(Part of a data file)
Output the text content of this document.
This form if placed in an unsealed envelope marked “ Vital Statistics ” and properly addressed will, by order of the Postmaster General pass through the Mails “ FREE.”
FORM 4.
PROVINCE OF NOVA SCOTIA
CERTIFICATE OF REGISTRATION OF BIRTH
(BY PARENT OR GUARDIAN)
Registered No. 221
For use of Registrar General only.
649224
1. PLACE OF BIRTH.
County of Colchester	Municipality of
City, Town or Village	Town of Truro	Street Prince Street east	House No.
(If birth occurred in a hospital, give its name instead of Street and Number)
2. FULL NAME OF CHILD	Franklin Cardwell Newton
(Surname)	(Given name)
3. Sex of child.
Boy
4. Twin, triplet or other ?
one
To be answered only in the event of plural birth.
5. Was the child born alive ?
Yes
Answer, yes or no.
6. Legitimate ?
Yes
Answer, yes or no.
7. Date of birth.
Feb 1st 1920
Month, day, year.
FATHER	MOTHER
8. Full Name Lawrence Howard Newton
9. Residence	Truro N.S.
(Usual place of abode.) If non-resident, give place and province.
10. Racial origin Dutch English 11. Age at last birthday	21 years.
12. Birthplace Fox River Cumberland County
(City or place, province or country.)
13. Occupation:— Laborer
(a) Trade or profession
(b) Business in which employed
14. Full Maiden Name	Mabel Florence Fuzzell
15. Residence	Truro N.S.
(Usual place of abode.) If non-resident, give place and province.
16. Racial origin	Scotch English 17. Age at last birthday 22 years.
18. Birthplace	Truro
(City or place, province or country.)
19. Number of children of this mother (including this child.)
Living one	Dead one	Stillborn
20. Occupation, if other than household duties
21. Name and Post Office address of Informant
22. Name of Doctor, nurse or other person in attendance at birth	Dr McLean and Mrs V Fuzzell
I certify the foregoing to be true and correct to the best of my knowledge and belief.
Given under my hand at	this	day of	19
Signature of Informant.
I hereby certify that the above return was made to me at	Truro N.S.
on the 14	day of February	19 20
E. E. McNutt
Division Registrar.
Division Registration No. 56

Work to do – Take the entries and copy them out exactly.

Final result –
Output the text content of this document.
This form if placed in an unsealed envelope marked “ Vital Statistics ” and properly addressed will, by order of the Postmaster General pass through the Mails “ FREE.”
FORM 4.
PROVINCE OF NOVA SCOTIA
CERTIFICATE OF REGISTRATION OF BIRTH
(BY PARENT OR GUARDIAN)
Registered No. 221
For use of Registrar General only.
649224
1. PLACE OF BIRTH.
County of Colchester	Municipality of
City, Town or Village	Town of Truro	Street Prince Street east	House No.
(If birth occurred in a hospital, give its name instead of Street and Number)
2. FULL NAME OF CHILD	Franklin Cardwell Newton
(Surname)	(Given name)
3. Sex of child.
Boy
4. Twin, triplet or other ?
one
To be answered only in the event of plural birth.
5. Was the child born alive ?
Yes
Answer, yes or no.
6. Legitimate ?
Yes
Answer, yes or no.
7. Date of birth.
Feb 1st 1920
Month, day, year.
FATHER	MOTHER
8. Full Name Lawrence Howard Newton
9. Residence	Truro N.S.
(Usual place of abode.) If non-resident, give place and province.
10. Racial origin Dutch English 11. Age at last birthday	21 years.
12. Birthplace Fox River Cumberland County
(City or place, province or country.)
13. Occupation:— Laborer
(a) Trade or profession
(b) Business in which employed
14. Full Maiden Name	Mabel Florence Fuzzell
15. Residence	Truro N.S.
(Usual place of abode.) If non-resident, give place and province.
16. Racial origin	Scotch English 17. Age at last birthday 22 years.
18. Birthplace	Truro
(City or place, province or country.)
19. Number of children of this mother (including this child.)
Living one	Dead one	Stillborn
20. Occupation, if other than household duties
21. Name and Post Office address of Informant
22. Name of Doctor, nurse or other person in attendance at birth	Dr McLean and Mrs V Fuzzell
I certify the foregoing to be true and correct to the best of my knowledge and belief.
Given under my hand at	this	day of	19
Signature of Informant.
I hereby certify that the above return was made to me at	Truro N.S.
on the 14	day of February	19 20
E. E. McNutt
Division Registrar.
Division Registration No. 56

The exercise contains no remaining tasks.